- ТЕКСТ ДЛЯ ЧТЕНИЯ:
>>>>
На нашем участке пока было тихо. Однако днем в лесу где-то сзади нас поднялась сильная автоматная стрельба. Мы сразу не могли понять, что это значит. Решили выслать разведку во главе с младшим лейтенантом П.В. Герасименко. Через некоторое время стрельба в тылу усилилась, а затем внезапно оборвалась.
День закончился, уже стемнело, а высланная мною разведгруппа все не возвращалась. Я начал волноваться. И тут появился младший лейтенант П.В. Герасименко.
— В лесу встретились с немцами, видимо, тоже разведчиками,— доложил он.— Завязали перестрелку. Совместно с разведротой стрелковой дивизии разгромили группу. Схватка была короткой. Восемнадцать гитлеровцев убито, один взят в плен.
— Почему же вас так долго не было?
— Пришлось прочесать лес, — ответил разведчик.
К ночи опять сильно похолодало. Вместе с оператором капитаном М.Ф. Шепиловым мы прошли по переднему краю. Бойцы, сидевшие в окопе около станкового пулемета, указали нам на одинокий дом:
— Идите погрейтесь, там наш командир эскадрона и комиссар полка.
В доме топилась печь, было довольно тепло. Я сел на лавочку, покурил и как-то незаметно уснул. Проснулся от тревожного возгласа. Выскочил на улицу — уже светает. Вижу — из ближнего окопа пулеметчик показывает в сторону леса, откуда в нашем направлении двигалась большая группа людей. Я послал младшего лейтенанта П.В. Герасименко выяснить, кто идет, а на всякий случай дал указание привести полки в боевую готовность.
Оказалось, что это подразделения 244-й стрелковой дивизии.
— Получили приказ отходить на ВЯЗЬМУ,— доложил генерал-майору Н.М. Дрейеру командир стрелкового полка, возглавлявший колонны. — Пользуясь темнотой, свернули боевые порядки. На рубеже соприкосновения с противником оставили прикрытие.
В трех колоннах было шесть батальонов пехоты и три дивизиона артиллерии. Мы решили усилить частью этих войск свою оборону и донесли об этом в штаб армии. Однако командарм подтвердил приказ об отходе 244-й стрелковой дивизии к ВЯЗЬМЕ.
А днем из армии неожиданно пришло распоряжение: командиру, военкому и начальнику особого отдела нашей дивизии прибыть в штаб армии. Там сообщили, что генерал-майор Н. М. Дрейер отстранен от командования.
Временно в командование дивизией вступал подполковник А.Т. Стученко.
Я не знал, по какой конкретной причине Н.М. Дрейера отозвали с дивизии, но, разумеется, чувствовал и свою вину, ибо был начальником штаба и его первым помощником. Значит, нес ответственность за все наши решения и действия. Это надо было пережить...
Вскоре и нам приказали оставить занимаемый рубеж, отойти ночью за реку ВОПЕЦ и сосредоточиться в резерве армии. Выделив один полк в прикрытие, дивизия с вечера начала марш.
<<<<
Перечислите всех людей, которых текст для чтения называет по фамилии с инициалами, и укажите звание каждого.

- ИСХОДНЫЕ ДАННЫЕ:
>>>>
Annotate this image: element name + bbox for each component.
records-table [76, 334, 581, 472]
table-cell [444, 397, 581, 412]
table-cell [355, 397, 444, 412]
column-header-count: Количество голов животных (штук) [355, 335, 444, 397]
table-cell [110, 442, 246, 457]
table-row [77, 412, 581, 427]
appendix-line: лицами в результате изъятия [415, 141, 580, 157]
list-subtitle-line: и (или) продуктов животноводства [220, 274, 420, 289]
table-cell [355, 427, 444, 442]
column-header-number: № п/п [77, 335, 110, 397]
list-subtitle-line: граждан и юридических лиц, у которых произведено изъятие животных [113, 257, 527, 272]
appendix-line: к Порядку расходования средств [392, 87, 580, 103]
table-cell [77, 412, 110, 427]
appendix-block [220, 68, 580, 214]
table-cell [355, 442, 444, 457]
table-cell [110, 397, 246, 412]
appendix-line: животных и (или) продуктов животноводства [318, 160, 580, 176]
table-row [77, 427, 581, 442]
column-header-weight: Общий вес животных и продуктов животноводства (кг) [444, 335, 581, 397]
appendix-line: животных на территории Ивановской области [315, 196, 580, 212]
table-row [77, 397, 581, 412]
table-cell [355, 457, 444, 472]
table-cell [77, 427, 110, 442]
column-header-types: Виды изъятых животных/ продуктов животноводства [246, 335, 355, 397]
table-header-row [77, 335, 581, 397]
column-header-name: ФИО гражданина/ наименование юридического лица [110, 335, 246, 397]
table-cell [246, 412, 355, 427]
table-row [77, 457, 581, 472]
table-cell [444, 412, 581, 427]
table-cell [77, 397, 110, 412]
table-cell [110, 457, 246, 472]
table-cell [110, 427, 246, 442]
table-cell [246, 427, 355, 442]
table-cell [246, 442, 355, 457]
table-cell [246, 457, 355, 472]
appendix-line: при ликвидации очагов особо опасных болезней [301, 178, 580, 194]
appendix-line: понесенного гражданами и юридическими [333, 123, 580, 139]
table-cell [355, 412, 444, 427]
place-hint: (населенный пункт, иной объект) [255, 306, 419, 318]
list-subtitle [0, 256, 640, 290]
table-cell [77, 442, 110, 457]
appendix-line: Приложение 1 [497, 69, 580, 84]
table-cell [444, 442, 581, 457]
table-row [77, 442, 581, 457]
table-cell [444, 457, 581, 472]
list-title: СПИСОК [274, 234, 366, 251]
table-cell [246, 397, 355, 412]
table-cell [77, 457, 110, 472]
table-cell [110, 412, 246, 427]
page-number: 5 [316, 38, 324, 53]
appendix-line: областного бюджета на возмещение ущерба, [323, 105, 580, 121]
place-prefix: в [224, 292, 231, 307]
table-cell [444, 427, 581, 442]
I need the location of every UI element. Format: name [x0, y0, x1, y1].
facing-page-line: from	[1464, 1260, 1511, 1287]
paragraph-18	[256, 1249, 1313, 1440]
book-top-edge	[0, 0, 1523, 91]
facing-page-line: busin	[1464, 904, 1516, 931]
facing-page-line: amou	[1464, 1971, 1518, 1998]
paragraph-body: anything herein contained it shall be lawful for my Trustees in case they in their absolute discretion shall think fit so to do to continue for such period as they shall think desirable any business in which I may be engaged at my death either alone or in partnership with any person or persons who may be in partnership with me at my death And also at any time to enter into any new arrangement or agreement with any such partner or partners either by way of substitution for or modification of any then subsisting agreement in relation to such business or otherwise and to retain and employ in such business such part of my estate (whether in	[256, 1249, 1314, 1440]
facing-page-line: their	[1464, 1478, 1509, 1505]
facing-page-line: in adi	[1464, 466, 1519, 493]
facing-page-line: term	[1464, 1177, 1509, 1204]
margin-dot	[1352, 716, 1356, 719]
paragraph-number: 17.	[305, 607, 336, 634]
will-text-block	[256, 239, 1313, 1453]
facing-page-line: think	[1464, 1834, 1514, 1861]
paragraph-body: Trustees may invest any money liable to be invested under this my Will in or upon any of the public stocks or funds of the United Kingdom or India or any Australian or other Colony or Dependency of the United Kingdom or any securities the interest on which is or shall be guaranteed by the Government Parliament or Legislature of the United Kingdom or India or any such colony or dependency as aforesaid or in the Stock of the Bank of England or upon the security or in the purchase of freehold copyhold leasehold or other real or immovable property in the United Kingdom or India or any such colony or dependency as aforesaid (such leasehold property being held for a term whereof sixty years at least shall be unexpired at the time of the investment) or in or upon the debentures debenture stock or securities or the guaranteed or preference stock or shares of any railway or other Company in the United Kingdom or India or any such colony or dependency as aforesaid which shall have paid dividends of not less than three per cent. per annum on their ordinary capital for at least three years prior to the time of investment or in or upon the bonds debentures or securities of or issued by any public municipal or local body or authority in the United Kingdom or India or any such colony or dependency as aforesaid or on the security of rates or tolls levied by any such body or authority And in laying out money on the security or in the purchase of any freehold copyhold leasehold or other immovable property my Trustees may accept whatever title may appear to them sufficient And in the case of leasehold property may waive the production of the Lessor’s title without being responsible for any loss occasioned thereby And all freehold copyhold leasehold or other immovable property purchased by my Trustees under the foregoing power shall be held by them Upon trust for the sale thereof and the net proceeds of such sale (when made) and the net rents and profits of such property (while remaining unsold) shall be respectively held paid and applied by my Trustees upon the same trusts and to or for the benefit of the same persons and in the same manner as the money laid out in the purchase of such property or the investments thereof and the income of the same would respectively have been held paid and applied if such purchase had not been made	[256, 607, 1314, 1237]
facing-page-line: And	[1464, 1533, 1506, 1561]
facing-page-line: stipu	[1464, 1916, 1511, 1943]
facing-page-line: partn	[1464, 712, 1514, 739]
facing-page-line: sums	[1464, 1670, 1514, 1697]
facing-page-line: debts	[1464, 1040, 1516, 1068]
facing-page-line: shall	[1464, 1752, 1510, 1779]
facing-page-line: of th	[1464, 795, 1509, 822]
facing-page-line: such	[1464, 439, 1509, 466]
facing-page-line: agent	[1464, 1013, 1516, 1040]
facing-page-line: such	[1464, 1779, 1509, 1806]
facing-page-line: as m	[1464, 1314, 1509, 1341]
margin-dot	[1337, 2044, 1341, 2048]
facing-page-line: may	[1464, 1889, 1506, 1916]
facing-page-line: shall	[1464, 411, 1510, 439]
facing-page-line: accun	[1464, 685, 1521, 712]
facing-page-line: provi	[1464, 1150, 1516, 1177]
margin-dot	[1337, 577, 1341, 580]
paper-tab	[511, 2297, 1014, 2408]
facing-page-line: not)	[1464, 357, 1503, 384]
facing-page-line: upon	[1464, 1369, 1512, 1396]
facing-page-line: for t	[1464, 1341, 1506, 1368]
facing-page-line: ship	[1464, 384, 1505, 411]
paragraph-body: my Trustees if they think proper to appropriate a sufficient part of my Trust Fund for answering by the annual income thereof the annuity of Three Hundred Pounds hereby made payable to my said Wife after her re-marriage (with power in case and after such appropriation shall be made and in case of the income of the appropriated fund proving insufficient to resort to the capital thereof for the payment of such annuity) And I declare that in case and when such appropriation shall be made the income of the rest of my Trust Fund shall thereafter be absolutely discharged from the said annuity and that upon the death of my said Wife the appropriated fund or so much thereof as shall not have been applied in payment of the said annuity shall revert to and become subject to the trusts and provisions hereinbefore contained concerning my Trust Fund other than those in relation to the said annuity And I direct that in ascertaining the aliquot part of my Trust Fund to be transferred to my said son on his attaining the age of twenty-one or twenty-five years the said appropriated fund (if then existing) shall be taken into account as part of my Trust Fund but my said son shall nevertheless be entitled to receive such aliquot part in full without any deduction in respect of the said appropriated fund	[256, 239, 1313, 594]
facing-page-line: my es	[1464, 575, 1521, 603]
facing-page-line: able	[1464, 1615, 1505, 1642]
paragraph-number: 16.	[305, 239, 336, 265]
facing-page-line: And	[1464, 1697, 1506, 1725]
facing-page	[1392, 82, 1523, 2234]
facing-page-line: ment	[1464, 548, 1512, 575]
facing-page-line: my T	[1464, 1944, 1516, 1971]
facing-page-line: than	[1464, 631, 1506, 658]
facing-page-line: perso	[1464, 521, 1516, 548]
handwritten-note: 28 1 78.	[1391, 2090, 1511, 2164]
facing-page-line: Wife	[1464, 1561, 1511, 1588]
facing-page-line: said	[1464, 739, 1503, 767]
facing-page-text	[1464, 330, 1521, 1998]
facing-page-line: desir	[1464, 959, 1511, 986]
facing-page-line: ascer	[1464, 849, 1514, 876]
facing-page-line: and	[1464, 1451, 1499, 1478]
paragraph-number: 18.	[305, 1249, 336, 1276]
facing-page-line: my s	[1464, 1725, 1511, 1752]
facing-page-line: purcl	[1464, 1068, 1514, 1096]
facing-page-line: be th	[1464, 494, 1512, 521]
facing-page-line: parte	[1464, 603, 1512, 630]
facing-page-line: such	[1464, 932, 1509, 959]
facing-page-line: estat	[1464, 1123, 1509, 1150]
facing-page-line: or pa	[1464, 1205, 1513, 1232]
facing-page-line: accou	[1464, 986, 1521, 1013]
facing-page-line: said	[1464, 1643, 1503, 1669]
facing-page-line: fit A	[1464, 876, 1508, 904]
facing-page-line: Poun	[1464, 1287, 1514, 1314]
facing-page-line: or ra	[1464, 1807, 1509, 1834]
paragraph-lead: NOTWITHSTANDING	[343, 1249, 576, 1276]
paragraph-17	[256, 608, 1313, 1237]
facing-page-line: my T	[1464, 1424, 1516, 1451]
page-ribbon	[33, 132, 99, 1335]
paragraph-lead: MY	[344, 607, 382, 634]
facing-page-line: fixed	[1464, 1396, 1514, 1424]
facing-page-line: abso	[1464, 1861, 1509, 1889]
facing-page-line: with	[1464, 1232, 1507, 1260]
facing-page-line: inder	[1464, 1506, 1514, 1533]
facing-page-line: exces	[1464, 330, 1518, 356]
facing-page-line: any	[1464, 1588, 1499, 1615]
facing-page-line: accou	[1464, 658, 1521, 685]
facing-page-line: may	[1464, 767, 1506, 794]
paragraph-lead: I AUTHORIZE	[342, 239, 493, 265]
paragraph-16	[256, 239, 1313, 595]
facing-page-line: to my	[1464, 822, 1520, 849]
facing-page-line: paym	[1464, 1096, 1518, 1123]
<<<<
- ПИСЬМЕННЫЙ ОТВЕТ: Младший лейтенант П.В. Герасименко, капитан М.Ф. Шепилов, генерал-майор Н.М. Дрейер, подполковник А.Т. Стученко.